Find out how many lines of the material contain the string "responses" and give only that figure.

§ Dataset extract:
** START **
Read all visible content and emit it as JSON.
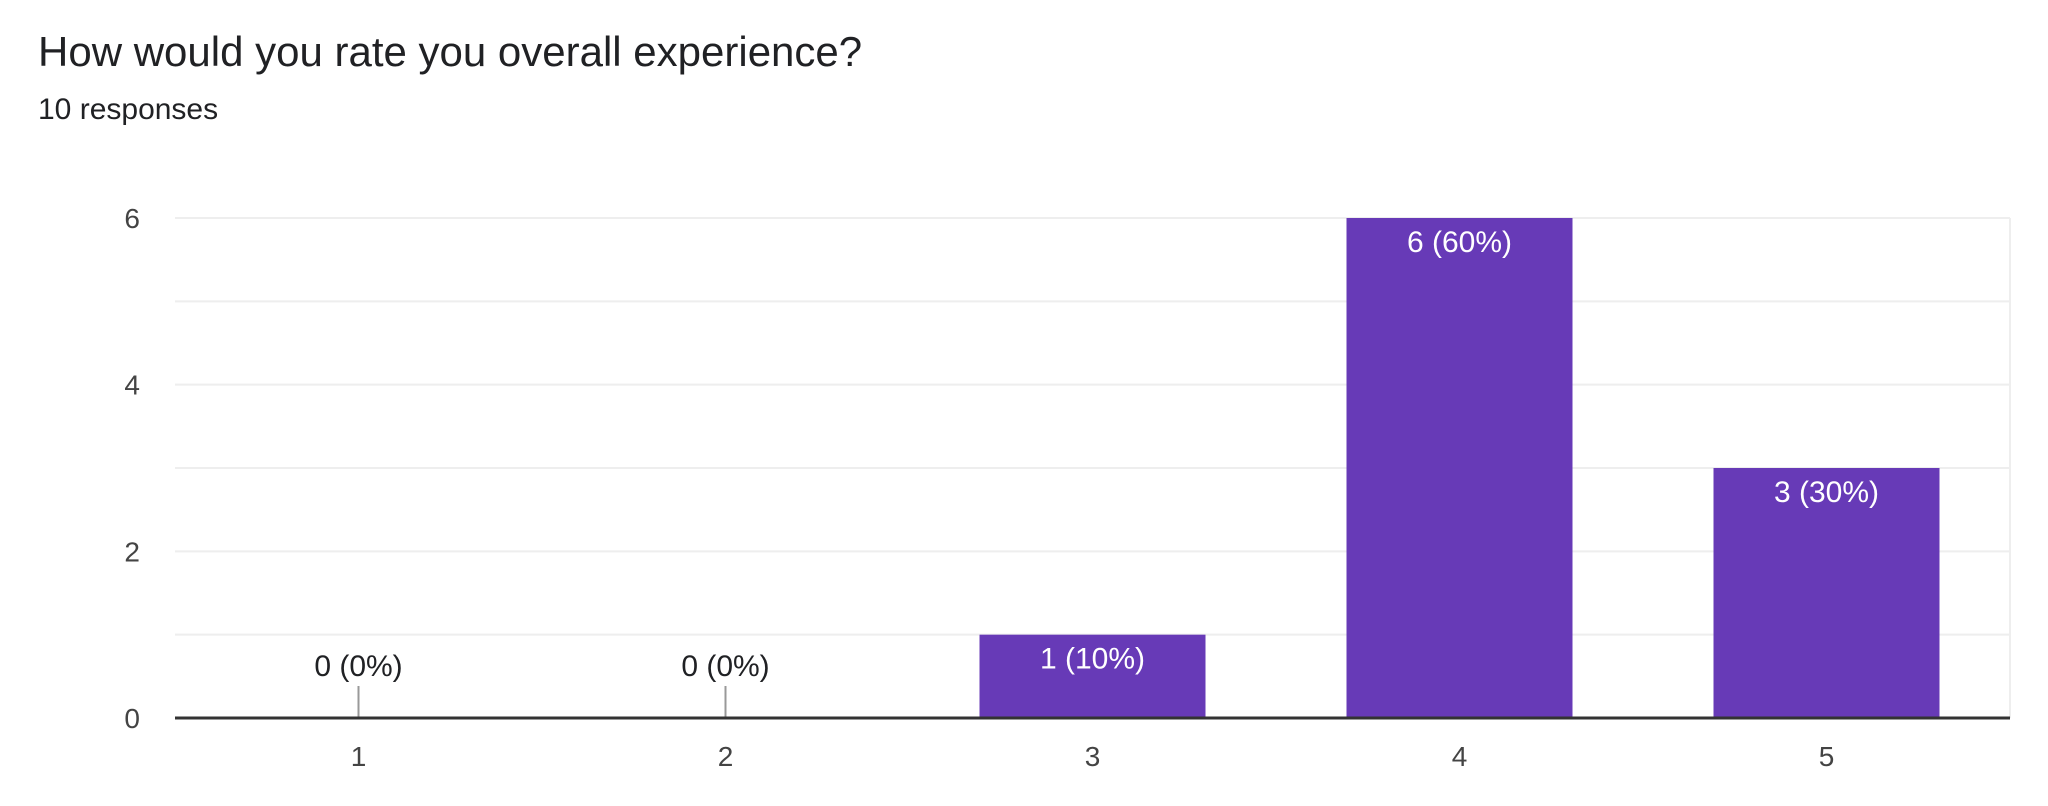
{
  "question": {
    "title": "How would you rate you overall experience?",
    "responses": "10 responses"
  },
  "colors": {
    "bar": "#673AB7",
    "bar_label_inside": "#ffffff",
    "bar_label_outside": "#202124",
    "gridline": "#eeeeee",
    "baseline": "#333333",
    "tick_text": "#444444"
  },
  "chart_data": {
    "type": "bar",
    "title": "How would you rate you overall experience?",
    "subtitle": "10 responses",
    "categories": [
      "1",
      "2",
      "3",
      "4",
      "5"
    ],
    "values": [
      0,
      0,
      1,
      6,
      3
    ],
    "data_labels": [
      "0 (0%)",
      "0 (0%)",
      "1 (10%)",
      "6 (60%)",
      "3 (30%)"
    ],
    "y_ticks": [
      0,
      2,
      4,
      6
    ],
    "ylim": [
      0,
      6
    ],
    "grid": true,
    "legend": "none"
  }
}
** END **
§ Result: 2